→ Task details: Return the lines between the one containing "quick-access-dropdown[interactable]: ▾ bbox=[115, 6, 120, 26]" and the one containing "title-bar: ▾ Shared", inclusive, copied character for character.

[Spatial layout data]
* start *
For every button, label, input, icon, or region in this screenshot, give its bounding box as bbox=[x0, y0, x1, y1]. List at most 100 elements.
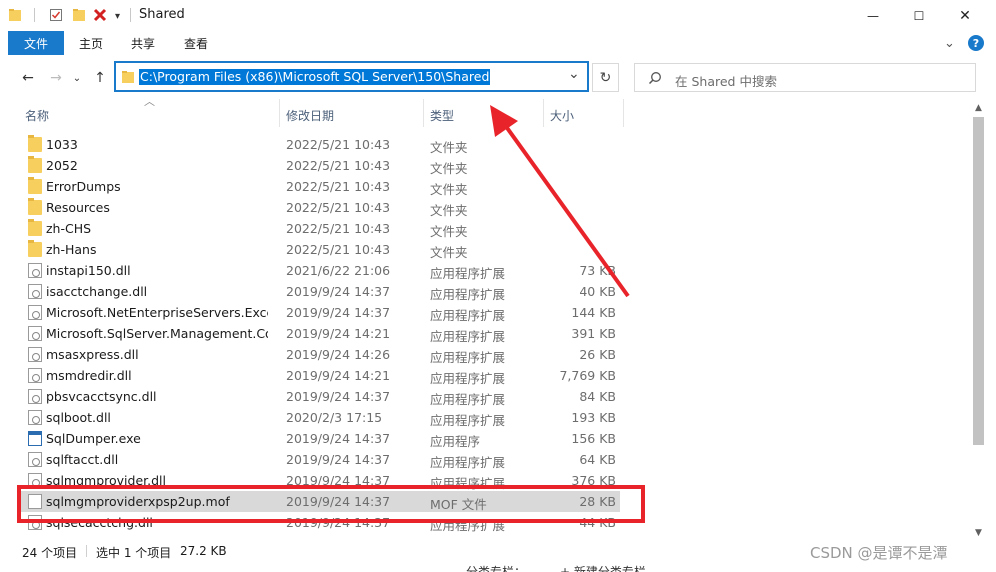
quick-access-dropdown[interactable]: ▾ bbox=[115, 6, 120, 26]
file-name: zh-CHS bbox=[46, 221, 92, 236]
watermark: CSDN @是谭不是潭 bbox=[810, 544, 948, 562]
new-category-link[interactable]: + 新建分类专栏 bbox=[560, 563, 646, 572]
file-date: 2019/9/24 14:21 bbox=[286, 326, 391, 341]
toolbar-separator bbox=[34, 8, 35, 22]
file-date: 2019/9/24 14:37 bbox=[286, 389, 391, 404]
file-date: 2022/5/21 10:43 bbox=[286, 137, 391, 152]
column-divider[interactable] bbox=[543, 99, 544, 127]
refresh-button[interactable]: ↻ bbox=[592, 63, 619, 92]
tab-home[interactable]: 主页 bbox=[79, 31, 103, 55]
dll-file-icon bbox=[28, 305, 42, 320]
file-type: 文件夹 bbox=[430, 182, 468, 197]
file-type: 文件夹 bbox=[430, 161, 468, 176]
scrollbar-thumb[interactable] bbox=[973, 117, 984, 445]
file-name: isacctchange.dll bbox=[46, 284, 148, 299]
title-bar: ▾ Shared — ☐ ✕ bbox=[0, 0, 996, 31]
list-item[interactable]: msmdredir.dll 2019/9/24 14:21 应用程序扩展 7,769 … bbox=[20, 365, 620, 386]
item-count: 24 个项目 bbox=[22, 546, 78, 560]
up-button[interactable]: ↑ bbox=[91, 69, 109, 87]
properties-icon[interactable] bbox=[49, 8, 63, 22]
list-item[interactable]: 2052 2022/5/21 10:43 文件夹 bbox=[20, 155, 620, 176]
file-type: 文件夹 bbox=[430, 245, 468, 260]
file-name: 2052 bbox=[46, 158, 78, 173]
column-header-date[interactable]: 修改日期 bbox=[286, 107, 334, 124]
folder-icon bbox=[121, 70, 135, 84]
file-type: 应用程序扩展 bbox=[430, 287, 506, 302]
file-type: 应用程序扩展 bbox=[430, 329, 506, 344]
address-bar[interactable]: C:\Program Files (x86)\Microsoft SQL Ser… bbox=[114, 61, 589, 92]
file-list: 1033 2022/5/21 10:43 文件夹 2052 2022/5/21 10:… bbox=[0, 134, 970, 540]
ribbon-tabs: 文件 主页 共享 查看 ⌄ ? bbox=[0, 31, 996, 56]
back-button[interactable]: ← bbox=[19, 69, 37, 87]
file-size: 84 KB bbox=[579, 389, 616, 404]
list-item[interactable]: Microsoft.NetEnterpriseServers.Exce... 20… bbox=[20, 302, 620, 323]
forward-button[interactable]: → bbox=[47, 69, 65, 87]
selection-size: 27.2 KB bbox=[180, 544, 227, 558]
file-name: Resources bbox=[46, 200, 110, 215]
list-item[interactable]: sqlboot.dll 2020/2/3 17:15 应用程序扩展 193 KB bbox=[20, 407, 620, 428]
dll-file-icon bbox=[28, 368, 42, 383]
scroll-up-icon[interactable]: ▲ bbox=[970, 99, 987, 116]
file-type: 文件夹 bbox=[430, 140, 468, 155]
file-name: ErrorDumps bbox=[46, 179, 121, 194]
list-item[interactable]: 1033 2022/5/21 10:43 文件夹 bbox=[20, 134, 620, 155]
column-divider[interactable] bbox=[623, 99, 624, 127]
folder-icon bbox=[28, 156, 42, 173]
file-type: 文件夹 bbox=[430, 203, 468, 218]
tab-file[interactable]: 文件 bbox=[8, 31, 64, 55]
address-path[interactable]: C:\Program Files (x86)\Microsoft SQL Ser… bbox=[139, 69, 491, 85]
category-label: 分类专栏： bbox=[466, 565, 527, 572]
new-folder-icon[interactable] bbox=[72, 8, 86, 22]
recent-locations-button[interactable]: ⌄ bbox=[72, 69, 82, 87]
file-date: 2019/9/24 14:26 bbox=[286, 347, 391, 362]
column-divider[interactable] bbox=[423, 99, 424, 127]
delete-icon[interactable] bbox=[93, 8, 107, 22]
dll-file-icon bbox=[28, 347, 42, 362]
list-item[interactable]: isacctchange.dll 2019/9/24 14:37 应用程序扩展 40 … bbox=[20, 281, 620, 302]
column-header-row: ︿ 名称 修改日期 类型 大小 bbox=[0, 95, 970, 129]
list-item[interactable]: instapi150.dll 2021/6/22 21:06 应用程序扩展 73 KB bbox=[20, 260, 620, 281]
list-item[interactable]: ErrorDumps 2022/5/21 10:43 文件夹 bbox=[20, 176, 620, 197]
column-header-size[interactable]: 大小 bbox=[550, 107, 574, 124]
list-item[interactable]: SqlDumper.exe 2019/9/24 14:37 应用程序 156 KB bbox=[20, 428, 620, 449]
status-divider bbox=[86, 545, 87, 557]
search-input[interactable]: 在 Shared 中搜索 bbox=[634, 63, 976, 92]
list-item[interactable]: zh-Hans 2022/5/21 10:43 文件夹 bbox=[20, 239, 620, 260]
address-dropdown-icon[interactable]: ⌄ bbox=[568, 66, 580, 82]
file-type: 文件夹 bbox=[430, 224, 468, 239]
file-size: 156 KB bbox=[571, 431, 616, 446]
dll-file-icon bbox=[28, 326, 42, 341]
folder-icon bbox=[28, 135, 42, 152]
file-name: instapi150.dll bbox=[46, 263, 131, 278]
file-size: 26 KB bbox=[579, 347, 616, 362]
list-item[interactable]: sqlftacct.dll 2019/9/24 14:37 应用程序扩展 64 KB bbox=[20, 449, 620, 470]
tab-view[interactable]: 查看 bbox=[184, 31, 208, 55]
file-type: 应用程序扩展 bbox=[430, 392, 506, 407]
ribbon-expand-icon[interactable]: ⌄ bbox=[944, 31, 955, 55]
folder-icon bbox=[8, 8, 22, 22]
list-item[interactable]: Resources 2022/5/21 10:43 文件夹 bbox=[20, 197, 620, 218]
file-date: 2020/2/3 17:15 bbox=[286, 410, 383, 425]
close-button[interactable]: ✕ bbox=[942, 0, 988, 31]
maximize-button[interactable]: ☐ bbox=[896, 0, 942, 31]
file-date: 2022/5/21 10:43 bbox=[286, 242, 391, 257]
list-item[interactable]: Microsoft.SqlServer.Management.Co... 2019… bbox=[20, 323, 620, 344]
file-size: 391 KB bbox=[571, 326, 616, 341]
minimize-button[interactable]: — bbox=[850, 0, 896, 31]
file-type: 应用程序扩展 bbox=[430, 266, 506, 281]
column-header-type[interactable]: 类型 bbox=[430, 107, 454, 124]
list-item[interactable]: zh-CHS 2022/5/21 10:43 文件夹 bbox=[20, 218, 620, 239]
file-name: pbsvcacctsync.dll bbox=[46, 389, 157, 404]
list-item[interactable]: msasxpress.dll 2019/9/24 14:26 应用程序扩展 26 KB bbox=[20, 344, 620, 365]
tab-share[interactable]: 共享 bbox=[131, 31, 155, 55]
column-divider[interactable] bbox=[279, 99, 280, 127]
help-icon[interactable]: ? bbox=[968, 35, 984, 51]
file-size: 40 KB bbox=[579, 284, 616, 299]
scroll-down-icon[interactable]: ▼ bbox=[970, 525, 987, 540]
dll-file-icon bbox=[28, 389, 42, 404]
file-name: sqlftacct.dll bbox=[46, 452, 119, 467]
vertical-scrollbar[interactable]: ▲ ▼ bbox=[970, 99, 987, 540]
file-date: 2022/5/21 10:43 bbox=[286, 221, 391, 236]
list-item[interactable]: pbsvcacctsync.dll 2019/9/24 14:37 应用程序扩展 84… bbox=[20, 386, 620, 407]
column-header-name[interactable]: 名称 bbox=[25, 107, 49, 124]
* end *
→ Solution to this exercise:
quick-access-dropdown[interactable]: ▾ bbox=[115, 6, 120, 26]
file-name: zh-CHS bbox=[46, 221, 92, 236]
watermark: CSDN @是谭不是潭 bbox=[810, 544, 948, 562]
new-category-link[interactable]: + 新建分类专栏 bbox=[560, 563, 646, 572]
file-date: 2019/9/24 14:21 bbox=[286, 326, 391, 341]
toolbar-separator bbox=[34, 8, 35, 22]
file-date: 2019/9/24 14:37 bbox=[286, 389, 391, 404]
file-date: 2022/5/21 10:43 bbox=[286, 137, 391, 152]
column-divider[interactable] bbox=[543, 99, 544, 127]
refresh-button[interactable]: ↻ bbox=[592, 63, 619, 92]
tab-home[interactable]: 主页 bbox=[79, 31, 103, 55]
dll-file-icon bbox=[28, 305, 42, 320]
file-type: 文件夹 bbox=[430, 182, 468, 197]
file-type: 文件夹 bbox=[430, 161, 468, 176]
scrollbar-thumb[interactable] bbox=[973, 117, 984, 445]
file-name: isacctchange.dll bbox=[46, 284, 148, 299]
title-bar: ▾ Shared — ☐ ✕ bbox=[0, 0, 996, 31]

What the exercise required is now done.